Work to be completed: Search the material below for the word "time". Copy every line that has it.

Given information:
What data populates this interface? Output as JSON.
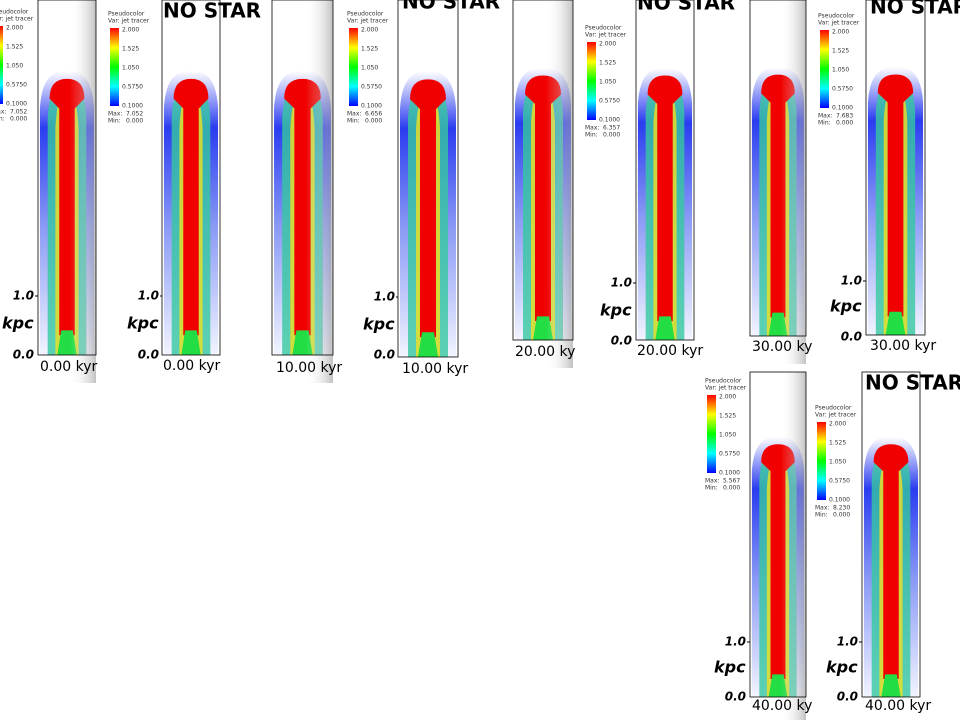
{
  "axis": {
    "upper_tick": "1.0",
    "lower_tick": "0.0",
    "unit": "kpc"
  },
  "colorbar": {
    "heading": "Pseudocolor",
    "variable": "Var: jet tracer",
    "ticks": [
      "2.000",
      "1.525",
      "1.050",
      "0.5750",
      "0.1000"
    ],
    "max_label": "Max:",
    "min_label": "Min:"
  },
  "panels": [
    {
      "time": "0.00 kyr",
      "max": "7.052",
      "min": "0.000"
    },
    {
      "title": "NO STAR",
      "time": "0.00 kyr",
      "max": "7.052",
      "min": "0.000"
    },
    {
      "time": "10.00 kyr"
    },
    {
      "title": "NO STAR",
      "time": "10.00 kyr",
      "max": "6.656",
      "min": "0.000"
    },
    {
      "time": "20.00 ky"
    },
    {
      "title": "NO STAR",
      "time": "20.00 kyr",
      "max": "6.357",
      "min": "0.000"
    },
    {
      "time": "30.00 ky"
    },
    {
      "title": "NO STAR",
      "time": "30.00 kyr",
      "max": "7.683",
      "min": "0.000"
    },
    {
      "time": "40.00 ky",
      "max": "5.567",
      "min": "0.000"
    },
    {
      "title": "NO STAR",
      "time": "40.00 kyr",
      "max": "8.230",
      "min": "0.000"
    }
  ]
}
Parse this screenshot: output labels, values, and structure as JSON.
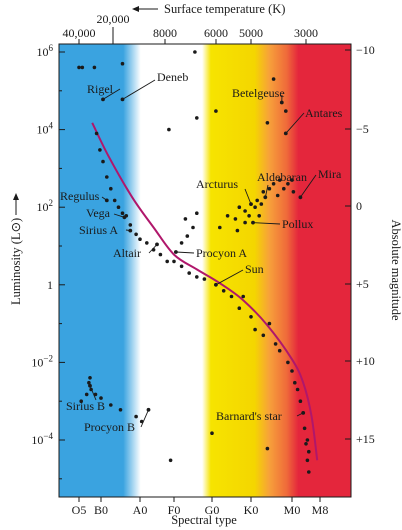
{
  "chart_data": {
    "type": "scatter",
    "top_axis_title": "Surface temperature (K)",
    "xlabel": "Spectral type",
    "ylabel": "Luminosity (L⊙)",
    "y2label": "Absolute magnitude",
    "spectral_ticks": [
      "O5",
      "B0",
      "A0",
      "F0",
      "G0",
      "K0",
      "M0",
      "M8"
    ],
    "temperature_ticks": [
      "40,000",
      "20,000",
      "8000",
      "6000",
      "5000",
      "3000"
    ],
    "luminosity_ticks": [
      {
        "base": "10",
        "exp": "6",
        "value": 1000000
      },
      {
        "base": "10",
        "exp": "4",
        "value": 10000
      },
      {
        "base": "10",
        "exp": "2",
        "value": 100
      },
      {
        "base": "1",
        "exp": "",
        "value": 1
      },
      {
        "base": "10",
        "exp": "−2",
        "value": 0.01
      },
      {
        "base": "10",
        "exp": "−4",
        "value": 0.0001
      }
    ],
    "magnitude_ticks": [
      "−10",
      "−5",
      "0",
      "+5",
      "+10",
      "+15"
    ],
    "ylim": [
      6e-06,
      2000000
    ],
    "y_scale": "log",
    "grid": false,
    "band_colors": [
      "#3aa3e0",
      "#ffffff",
      "#f6e400",
      "#f7a13a",
      "#e4263c"
    ],
    "main_sequence_color": "#b0176b",
    "point_color": "#1a1a1a",
    "main_sequence_curve": [
      {
        "x": 0.6,
        "L": 15000
      },
      {
        "x": 1.2,
        "L": 2000
      },
      {
        "x": 1.8,
        "L": 180
      },
      {
        "x": 2.4,
        "L": 30
      },
      {
        "x": 3.0,
        "L": 6
      },
      {
        "x": 3.6,
        "L": 2.5
      },
      {
        "x": 4.2,
        "L": 1.1
      },
      {
        "x": 4.8,
        "L": 0.4
      },
      {
        "x": 5.4,
        "L": 0.09
      },
      {
        "x": 6.0,
        "L": 0.012
      },
      {
        "x": 6.4,
        "L": 0.003
      },
      {
        "x": 6.7,
        "L": 0.0004
      },
      {
        "x": 6.9,
        "L": 3e-05
      }
    ],
    "stars": [
      {
        "name": "Rigel",
        "x": 1.05,
        "L": 60000
      },
      {
        "name": "Deneb",
        "x": 1.55,
        "L": 60000
      },
      {
        "name": "Betelgeuse",
        "x": 5.75,
        "L": 50000
      },
      {
        "name": "Antares",
        "x": 5.85,
        "L": 8000
      },
      {
        "name": "Mira",
        "x": 6.3,
        "L": 180
      },
      {
        "name": "Aldebaran",
        "x": 5.35,
        "L": 180
      },
      {
        "name": "Arcturus",
        "x": 5.0,
        "L": 120
      },
      {
        "name": "Pollux",
        "x": 5.05,
        "L": 40
      },
      {
        "name": "Regulus",
        "x": 1.15,
        "L": 150
      },
      {
        "name": "Vega",
        "x": 1.6,
        "L": 55
      },
      {
        "name": "Sirius A",
        "x": 1.75,
        "L": 25
      },
      {
        "name": "Altair",
        "x": 2.5,
        "L": 11
      },
      {
        "name": "Procyon A",
        "x": 3.05,
        "L": 7
      },
      {
        "name": "Sun",
        "x": 4.1,
        "L": 1
      },
      {
        "name": "Sirius B",
        "x": 0.5,
        "L": 0.0025
      },
      {
        "name": "Procyon B",
        "x": 2.25,
        "L": 0.0006
      },
      {
        "name": "Barnard's star",
        "x": 6.4,
        "L": 0.0005
      }
    ],
    "extra_points": [
      {
        "x": 0.0,
        "L": 400000
      },
      {
        "x": 0.15,
        "L": 400000
      },
      {
        "x": 0.7,
        "L": 400000
      },
      {
        "x": 1.55,
        "L": 500000
      },
      {
        "x": 3.55,
        "L": 1000000
      },
      {
        "x": 5.55,
        "L": 200000
      },
      {
        "x": 2.85,
        "L": 10000
      },
      {
        "x": 3.6,
        "L": 20000
      },
      {
        "x": 4.1,
        "L": 30000
      },
      {
        "x": 5.4,
        "L": 15000
      },
      {
        "x": 5.85,
        "L": 30000
      },
      {
        "x": 0.8,
        "L": 8000
      },
      {
        "x": 0.95,
        "L": 3000
      },
      {
        "x": 1.05,
        "L": 1500
      },
      {
        "x": 1.15,
        "L": 600
      },
      {
        "x": 1.25,
        "L": 300
      },
      {
        "x": 1.35,
        "L": 150
      },
      {
        "x": 1.45,
        "L": 100
      },
      {
        "x": 1.55,
        "L": 70
      },
      {
        "x": 1.65,
        "L": 60
      },
      {
        "x": 1.75,
        "L": 35
      },
      {
        "x": 1.9,
        "L": 20
      },
      {
        "x": 2.0,
        "L": 15
      },
      {
        "x": 2.2,
        "L": 12
      },
      {
        "x": 2.4,
        "L": 8
      },
      {
        "x": 2.6,
        "L": 6
      },
      {
        "x": 2.8,
        "L": 4
      },
      {
        "x": 3.0,
        "L": 4
      },
      {
        "x": 3.2,
        "L": 3
      },
      {
        "x": 3.4,
        "L": 2
      },
      {
        "x": 3.6,
        "L": 1.6
      },
      {
        "x": 3.8,
        "L": 1.4
      },
      {
        "x": 3.3,
        "L": 50
      },
      {
        "x": 3.5,
        "L": 30
      },
      {
        "x": 3.6,
        "L": 70
      },
      {
        "x": 3.2,
        "L": 12
      },
      {
        "x": 3.35,
        "L": 18
      },
      {
        "x": 4.3,
        "L": 0.7
      },
      {
        "x": 4.5,
        "L": 0.5
      },
      {
        "x": 4.7,
        "L": 0.25
      },
      {
        "x": 4.8,
        "L": 0.5
      },
      {
        "x": 5.0,
        "L": 0.15
      },
      {
        "x": 5.1,
        "L": 0.07
      },
      {
        "x": 5.3,
        "L": 0.05
      },
      {
        "x": 5.45,
        "L": 0.1
      },
      {
        "x": 5.6,
        "L": 0.03
      },
      {
        "x": 5.7,
        "L": 0.02
      },
      {
        "x": 5.9,
        "L": 0.01
      },
      {
        "x": 6.0,
        "L": 0.006
      },
      {
        "x": 6.1,
        "L": 0.003
      },
      {
        "x": 6.2,
        "L": 0.002
      },
      {
        "x": 6.3,
        "L": 0.001
      },
      {
        "x": 6.45,
        "L": 0.0002
      },
      {
        "x": 6.55,
        "L": 0.0001
      },
      {
        "x": 6.6,
        "L": 5e-05
      },
      {
        "x": 6.55,
        "L": 3e-05
      },
      {
        "x": 6.6,
        "L": 1.5e-05
      },
      {
        "x": 6.5,
        "L": 8e-05
      },
      {
        "x": 4.2,
        "L": 30
      },
      {
        "x": 4.4,
        "L": 60
      },
      {
        "x": 4.6,
        "L": 50
      },
      {
        "x": 4.7,
        "L": 100
      },
      {
        "x": 4.85,
        "L": 80
      },
      {
        "x": 4.95,
        "L": 60
      },
      {
        "x": 5.1,
        "L": 100
      },
      {
        "x": 5.15,
        "L": 150
      },
      {
        "x": 5.25,
        "L": 120
      },
      {
        "x": 5.3,
        "L": 250
      },
      {
        "x": 5.45,
        "L": 300
      },
      {
        "x": 5.55,
        "L": 400
      },
      {
        "x": 5.65,
        "L": 200
      },
      {
        "x": 5.7,
        "L": 500
      },
      {
        "x": 5.8,
        "L": 300
      },
      {
        "x": 5.9,
        "L": 400
      },
      {
        "x": 6.0,
        "L": 500
      },
      {
        "x": 6.05,
        "L": 250
      },
      {
        "x": 4.85,
        "L": 40
      },
      {
        "x": 5.2,
        "L": 60
      },
      {
        "x": 4.65,
        "L": 25
      },
      {
        "x": 0.1,
        "L": 0.001
      },
      {
        "x": 0.35,
        "L": 0.0015
      },
      {
        "x": 0.55,
        "L": 0.002
      },
      {
        "x": 0.75,
        "L": 0.0015
      },
      {
        "x": 1.0,
        "L": 0.0012
      },
      {
        "x": 1.25,
        "L": 0.0008
      },
      {
        "x": 1.5,
        "L": 0.0006
      },
      {
        "x": 1.9,
        "L": 0.0004
      },
      {
        "x": 2.05,
        "L": 0.0003
      },
      {
        "x": 4.0,
        "L": 0.00015
      },
      {
        "x": 2.9,
        "L": 3e-05
      },
      {
        "x": 5.4,
        "L": 6e-05
      },
      {
        "x": 0.5,
        "L": 0.004
      },
      {
        "x": 0.45,
        "L": 0.003
      }
    ]
  }
}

Exercise answer:
      "time": "0.00 kyr",
      "time": "0.00 kyr",
      "time": "10.00 kyr"
      "time": "10.00 kyr",
      "time": "20.00 ky"
      "time": "20.00 kyr",
      "time": "30.00 ky"
      "time": "30.00 kyr",
      "time": "40.00 ky",
      "time": "40.00 kyr",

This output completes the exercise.